• _PROBLEM A_
Output the Ruby string-slicing thread verbatim, in full.
• _PROBLEM B_
Update the listing from the line with "welcome-sheet: Welcome to" up to and including the line with "hanging-laundry xyxy=(40,340,1020,648)" so that "hanging-laundry" becomes "drying-laundry". Return only those lines, with everything else left unchanged.

• _SELECTED TEXT_
::::

The output should have been: ["Land_hut10", [6226.8901, 986.091, 4.5776367e-005], [], 0, "CAN_COLLIDE"];
Instead it was the below, given via 'puts':
["Land_hut10", [6226.8901, 986.091, 4.5776367e-005], [], 0, "CAN_COLLIDE"];
_vehicle_10 = _this;
_this setDir
Some 40 characters past the point it should have retrieve, which was very strange...
Second note, using both get_string and get_stringR produced the exact same result with the parameters given.
I then decided to add the following to my get_string code:
b = a.index(b)
b ||= 0
c = a.index(c)
c ||= b
if c > 40 then
c -= 40
end
r = a[b,c]
return r
And it works as expected (for every 'block' in the file, even though the strings after that array are not identical in any way), but something obviously isn't right :).
You want r = a[b..c] instead of r = a[b,c].
Difference is: b..c = start from b, go to c, while b,c = start from b and move c characters to the right.
Edit: You don't have to/shouldn't escape the [ and ] either, because you are using strings and not regexen. Also, you have to take the length of the end ("];") into consideration, or you will cut off parts of the end.
def get_stringR(a,b,c)
bp = a.index(b) || 0
cp = a.rindex(c) || bp
r = a[bp..cp + c.size - 1]
return r
end
def get_string(a,b,c)
bp = a.index(b) || 0
cp = a.index(c) || bp
r = a[bp..cp + c.size - 1]
return r
end

::::

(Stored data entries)
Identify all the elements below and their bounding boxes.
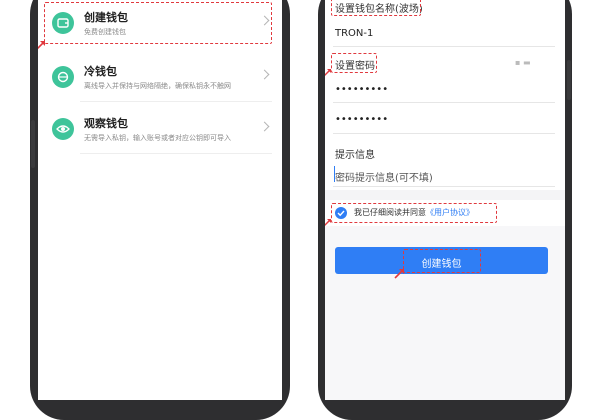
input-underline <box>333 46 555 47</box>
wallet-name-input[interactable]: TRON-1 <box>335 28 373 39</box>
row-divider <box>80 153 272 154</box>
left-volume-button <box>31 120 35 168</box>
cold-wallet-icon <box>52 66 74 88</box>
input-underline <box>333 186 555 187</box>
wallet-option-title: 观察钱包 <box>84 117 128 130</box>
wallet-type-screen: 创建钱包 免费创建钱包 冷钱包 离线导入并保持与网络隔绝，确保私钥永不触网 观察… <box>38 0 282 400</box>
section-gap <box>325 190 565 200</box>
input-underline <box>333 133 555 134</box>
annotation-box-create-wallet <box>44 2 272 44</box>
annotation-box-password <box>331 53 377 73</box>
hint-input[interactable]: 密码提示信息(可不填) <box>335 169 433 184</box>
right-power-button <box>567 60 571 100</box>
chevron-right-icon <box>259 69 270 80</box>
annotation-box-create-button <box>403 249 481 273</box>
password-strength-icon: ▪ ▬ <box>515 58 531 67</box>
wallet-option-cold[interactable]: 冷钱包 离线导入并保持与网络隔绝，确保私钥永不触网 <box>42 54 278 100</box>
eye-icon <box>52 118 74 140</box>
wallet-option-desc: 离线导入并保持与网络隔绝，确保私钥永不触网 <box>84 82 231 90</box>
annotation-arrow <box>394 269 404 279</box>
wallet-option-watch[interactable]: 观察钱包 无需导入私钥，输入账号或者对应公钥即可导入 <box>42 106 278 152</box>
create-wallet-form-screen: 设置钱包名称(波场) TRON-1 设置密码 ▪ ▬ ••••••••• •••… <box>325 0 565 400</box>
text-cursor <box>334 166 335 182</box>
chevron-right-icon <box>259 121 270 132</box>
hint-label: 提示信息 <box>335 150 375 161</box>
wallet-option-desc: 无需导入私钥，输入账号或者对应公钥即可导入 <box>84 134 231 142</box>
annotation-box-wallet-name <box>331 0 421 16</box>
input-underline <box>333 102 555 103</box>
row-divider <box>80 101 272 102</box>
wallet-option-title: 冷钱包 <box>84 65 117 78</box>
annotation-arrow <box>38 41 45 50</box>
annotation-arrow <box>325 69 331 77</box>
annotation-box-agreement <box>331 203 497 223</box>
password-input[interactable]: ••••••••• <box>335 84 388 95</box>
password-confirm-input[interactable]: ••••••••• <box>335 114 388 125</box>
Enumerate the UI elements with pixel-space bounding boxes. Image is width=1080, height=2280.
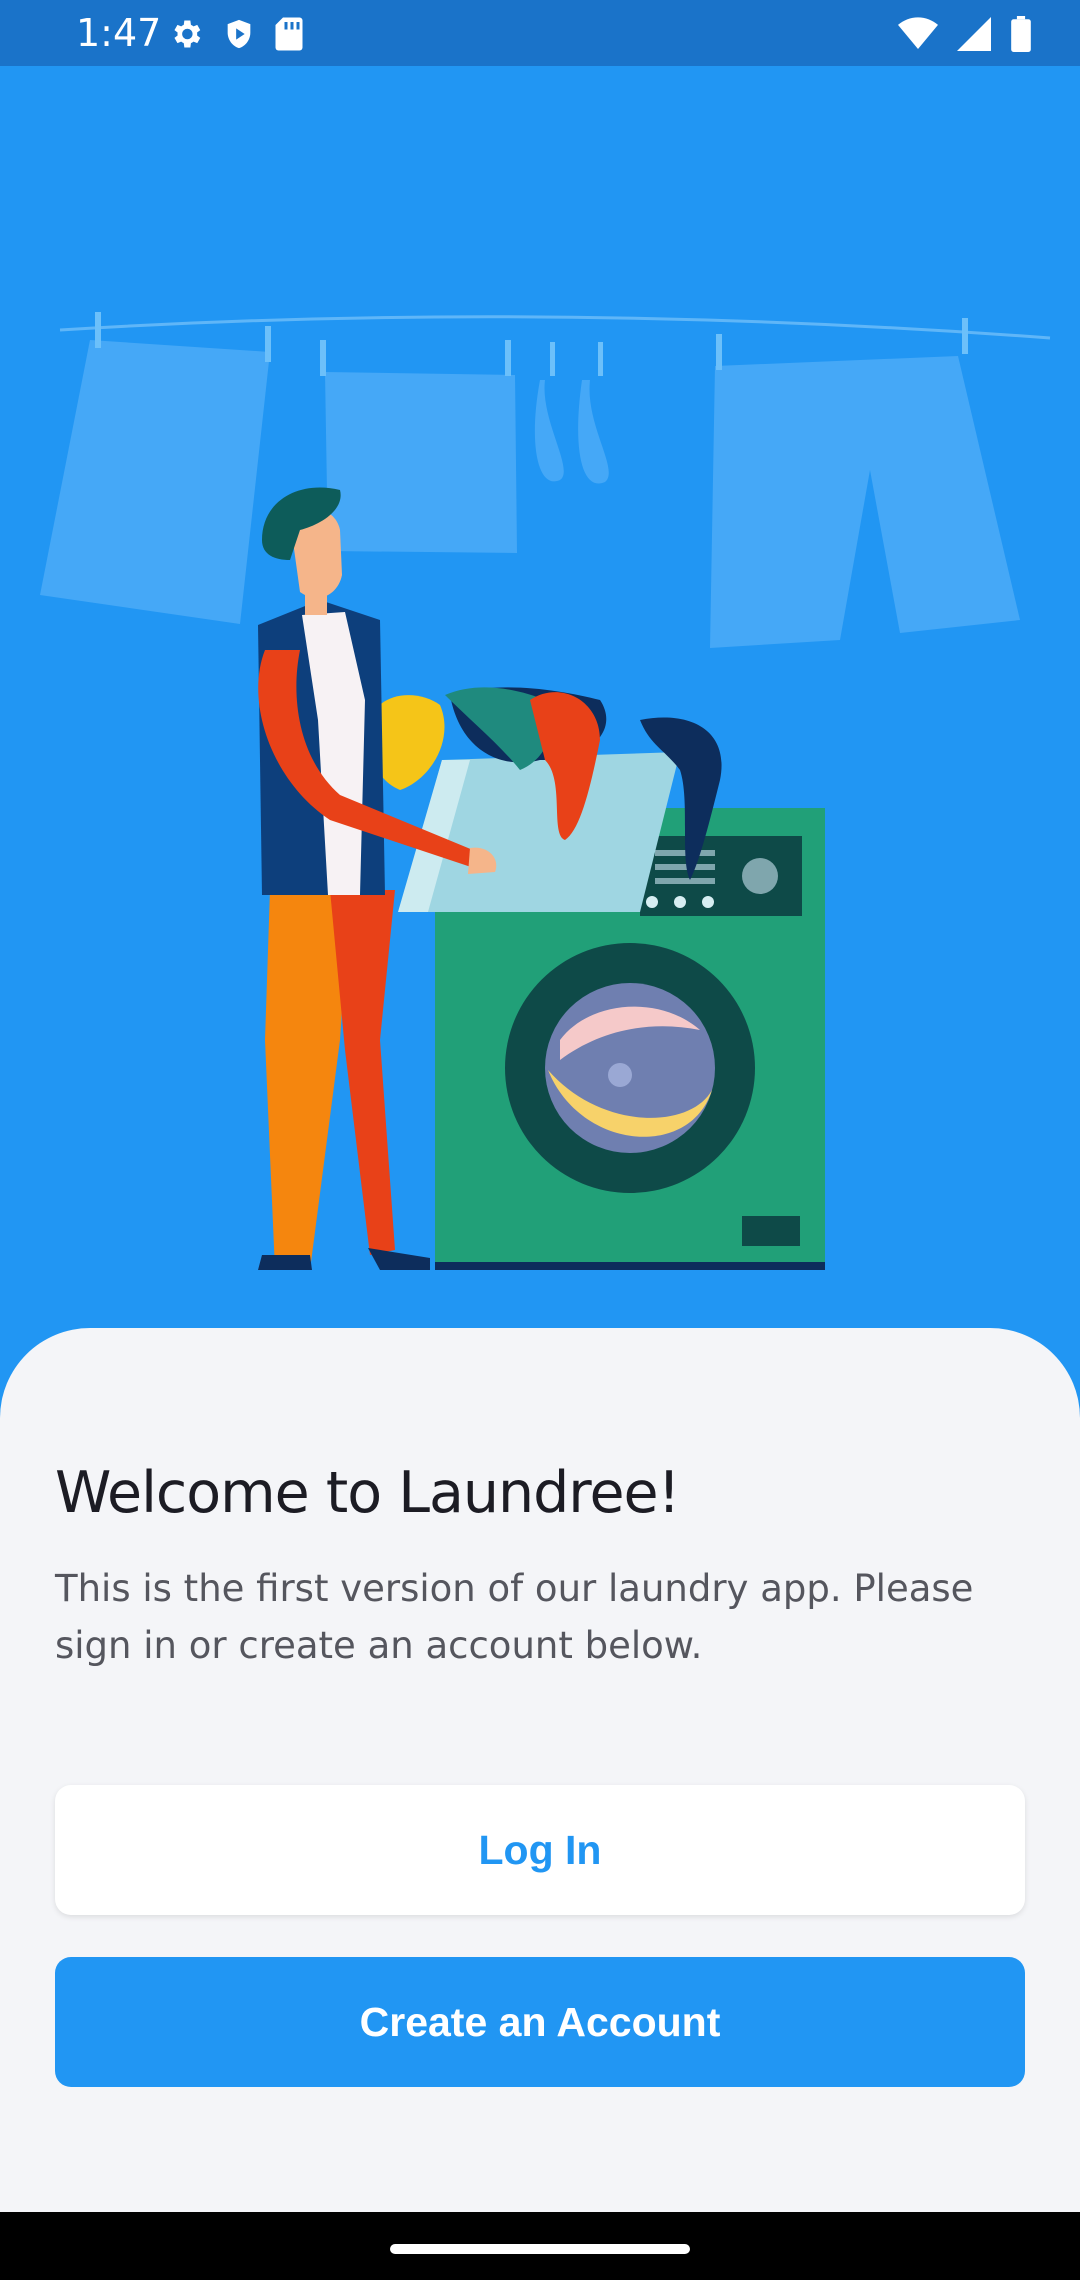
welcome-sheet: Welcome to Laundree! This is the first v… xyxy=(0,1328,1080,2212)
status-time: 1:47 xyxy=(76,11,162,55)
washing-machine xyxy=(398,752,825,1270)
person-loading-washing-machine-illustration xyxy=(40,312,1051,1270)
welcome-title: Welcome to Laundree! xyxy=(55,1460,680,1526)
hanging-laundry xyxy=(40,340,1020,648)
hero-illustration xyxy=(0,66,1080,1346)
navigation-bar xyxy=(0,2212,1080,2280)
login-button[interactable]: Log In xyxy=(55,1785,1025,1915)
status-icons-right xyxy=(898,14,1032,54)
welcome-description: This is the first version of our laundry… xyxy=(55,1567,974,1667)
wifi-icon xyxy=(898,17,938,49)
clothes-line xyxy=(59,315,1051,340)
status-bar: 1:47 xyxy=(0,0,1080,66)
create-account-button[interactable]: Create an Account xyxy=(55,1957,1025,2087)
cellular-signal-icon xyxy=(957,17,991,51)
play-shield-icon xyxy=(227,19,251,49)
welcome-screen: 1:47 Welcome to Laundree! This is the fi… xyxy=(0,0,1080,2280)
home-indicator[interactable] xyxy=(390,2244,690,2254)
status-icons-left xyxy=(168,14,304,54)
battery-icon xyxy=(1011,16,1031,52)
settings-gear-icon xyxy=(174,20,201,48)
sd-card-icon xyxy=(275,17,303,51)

::::

• _TASK RESPONSE A_
The output should have been: ["Land_hut10", [6226.8901, 986.091, 4.5776367e-005], [], 0, "CAN_COLLIDE"];
Instead it was the below, given via 'puts':
["Land_hut10", [6226.8901, 986.091, 4.5776367e-005], [], 0, "CAN_COLLIDE"];
_vehicle_10 = _this;
_this setDir
Some 40 characters past the point it should have retrieve, which was very strange...
Second note, using both get_string and get_stringR produced the exact same result with the parameters given.
I then decided to add the following to my get_string code:
b = a.index(b)
b ||= 0
c = a.index(c)
c ||= b
if c > 40 then
c -= 40
end
r = a[b,c]
return r
And it works as expected (for every 'block' in the file, even though the strings after that array are not identical in any way), but something obviously isn't right :).
You want r = a[b..c] instead of r = a[b,c].
Difference is: b..c = start from b, go to c, while b,c = start from b and move c characters to the right.
Edit: You don't have to/shouldn't escape the [ and ] either, because you are using strings and not regexen. Also, you have to take the length of the end ("];") into consideration, or you will cut off parts of the end.
def get_stringR(a,b,c)
bp = a.index(b) || 0
cp = a.rindex(c) || bp
r = a[bp..cp + c.size - 1]
return r
end
def get_string(a,b,c)
bp = a.index(b) || 0
cp = a.index(c) || bp
r = a[bp..cp + c.size - 1]
return r
end

• _TASK RESPONSE B_
welcome-sheet: Welcome to Laundree! This is the first v… xyxy=(0,1328,1080,2212)
status-time: 1:47 xyxy=(76,11,162,55)
washing-machine xyxy=(398,752,825,1270)
person-loading-washing-machine-illustration xyxy=(40,312,1051,1270)
welcome-title: Welcome to Laundree! xyxy=(55,1460,680,1526)
drying-laundry xyxy=(40,340,1020,648)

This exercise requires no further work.